TASK INPUT:
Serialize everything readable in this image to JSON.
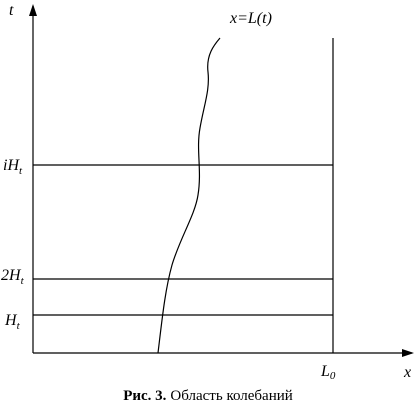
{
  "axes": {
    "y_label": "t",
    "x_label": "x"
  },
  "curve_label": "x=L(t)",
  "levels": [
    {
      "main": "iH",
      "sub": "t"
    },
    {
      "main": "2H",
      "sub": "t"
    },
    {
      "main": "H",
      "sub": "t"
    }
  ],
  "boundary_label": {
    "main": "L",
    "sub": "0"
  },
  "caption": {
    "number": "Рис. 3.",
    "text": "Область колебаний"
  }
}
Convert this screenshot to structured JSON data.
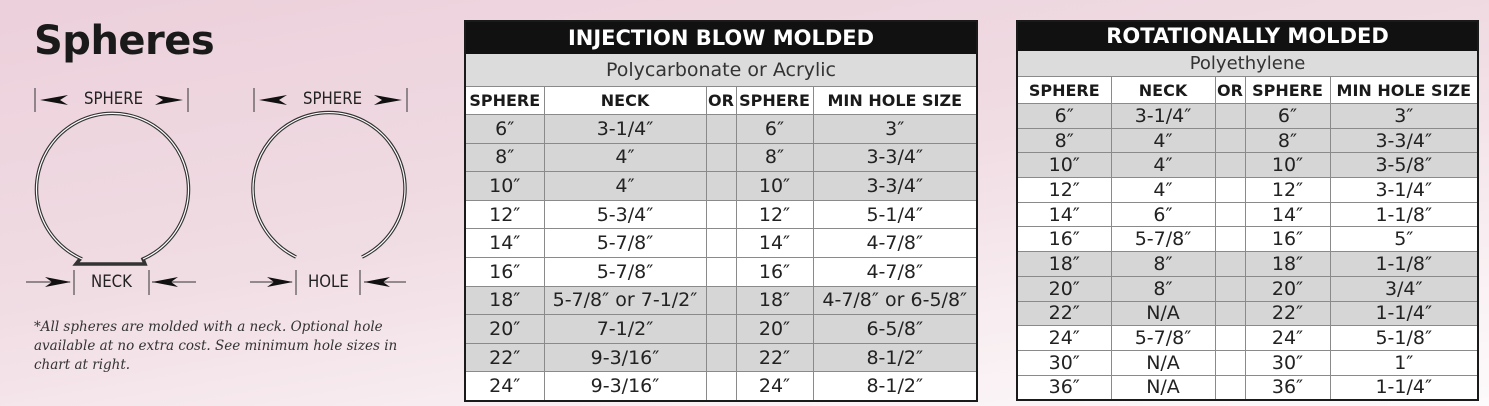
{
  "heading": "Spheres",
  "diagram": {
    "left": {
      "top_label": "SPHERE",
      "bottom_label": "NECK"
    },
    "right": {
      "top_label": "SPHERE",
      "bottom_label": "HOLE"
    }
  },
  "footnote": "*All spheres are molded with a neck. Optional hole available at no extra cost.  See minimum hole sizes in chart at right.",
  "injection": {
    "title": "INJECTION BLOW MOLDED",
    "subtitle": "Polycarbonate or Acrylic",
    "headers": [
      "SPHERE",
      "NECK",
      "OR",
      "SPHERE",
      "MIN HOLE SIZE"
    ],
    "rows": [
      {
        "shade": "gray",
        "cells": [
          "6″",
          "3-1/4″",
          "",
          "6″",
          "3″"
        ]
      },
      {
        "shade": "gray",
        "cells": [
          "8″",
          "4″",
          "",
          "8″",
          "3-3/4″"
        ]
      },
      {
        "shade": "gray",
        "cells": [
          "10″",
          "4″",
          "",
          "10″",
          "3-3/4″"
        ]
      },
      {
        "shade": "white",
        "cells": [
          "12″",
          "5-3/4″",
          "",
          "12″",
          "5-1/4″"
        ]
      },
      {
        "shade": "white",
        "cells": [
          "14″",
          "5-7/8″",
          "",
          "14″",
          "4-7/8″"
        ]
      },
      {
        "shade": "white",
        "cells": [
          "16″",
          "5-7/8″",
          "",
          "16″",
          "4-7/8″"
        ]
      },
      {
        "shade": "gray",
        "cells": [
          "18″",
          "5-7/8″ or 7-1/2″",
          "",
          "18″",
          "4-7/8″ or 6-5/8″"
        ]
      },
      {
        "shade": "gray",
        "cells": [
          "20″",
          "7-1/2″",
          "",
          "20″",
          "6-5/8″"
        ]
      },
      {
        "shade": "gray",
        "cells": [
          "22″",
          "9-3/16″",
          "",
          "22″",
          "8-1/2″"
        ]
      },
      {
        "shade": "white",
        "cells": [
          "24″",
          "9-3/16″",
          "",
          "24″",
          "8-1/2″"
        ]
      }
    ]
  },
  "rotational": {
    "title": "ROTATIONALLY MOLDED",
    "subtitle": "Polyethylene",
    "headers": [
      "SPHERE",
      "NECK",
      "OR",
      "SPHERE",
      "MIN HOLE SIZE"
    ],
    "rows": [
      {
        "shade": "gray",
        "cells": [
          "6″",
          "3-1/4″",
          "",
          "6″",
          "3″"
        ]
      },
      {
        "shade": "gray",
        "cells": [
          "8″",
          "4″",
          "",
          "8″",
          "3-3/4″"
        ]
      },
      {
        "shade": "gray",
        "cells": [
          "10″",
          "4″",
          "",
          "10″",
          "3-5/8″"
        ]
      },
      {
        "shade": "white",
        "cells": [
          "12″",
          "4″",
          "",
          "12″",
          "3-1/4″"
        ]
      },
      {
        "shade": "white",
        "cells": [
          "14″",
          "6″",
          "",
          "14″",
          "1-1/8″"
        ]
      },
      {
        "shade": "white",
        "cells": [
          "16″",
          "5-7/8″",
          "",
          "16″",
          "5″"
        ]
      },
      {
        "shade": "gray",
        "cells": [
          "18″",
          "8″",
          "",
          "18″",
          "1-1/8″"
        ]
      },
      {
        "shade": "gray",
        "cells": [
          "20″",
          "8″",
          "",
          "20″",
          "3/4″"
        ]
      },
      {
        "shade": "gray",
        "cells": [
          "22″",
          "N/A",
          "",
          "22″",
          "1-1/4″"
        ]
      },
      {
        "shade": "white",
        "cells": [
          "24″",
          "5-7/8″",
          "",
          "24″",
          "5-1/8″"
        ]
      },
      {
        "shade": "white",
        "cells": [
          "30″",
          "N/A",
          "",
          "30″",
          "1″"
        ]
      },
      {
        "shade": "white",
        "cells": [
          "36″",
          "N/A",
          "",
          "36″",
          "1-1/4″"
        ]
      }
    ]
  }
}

TO BE DONE: Check every line of the data, and copy the ones that contain "JSON".

ANSWER FOR THE TASK:
Serialize everything readable in this image to JSON.
Convert this screenshot to structured JSON data.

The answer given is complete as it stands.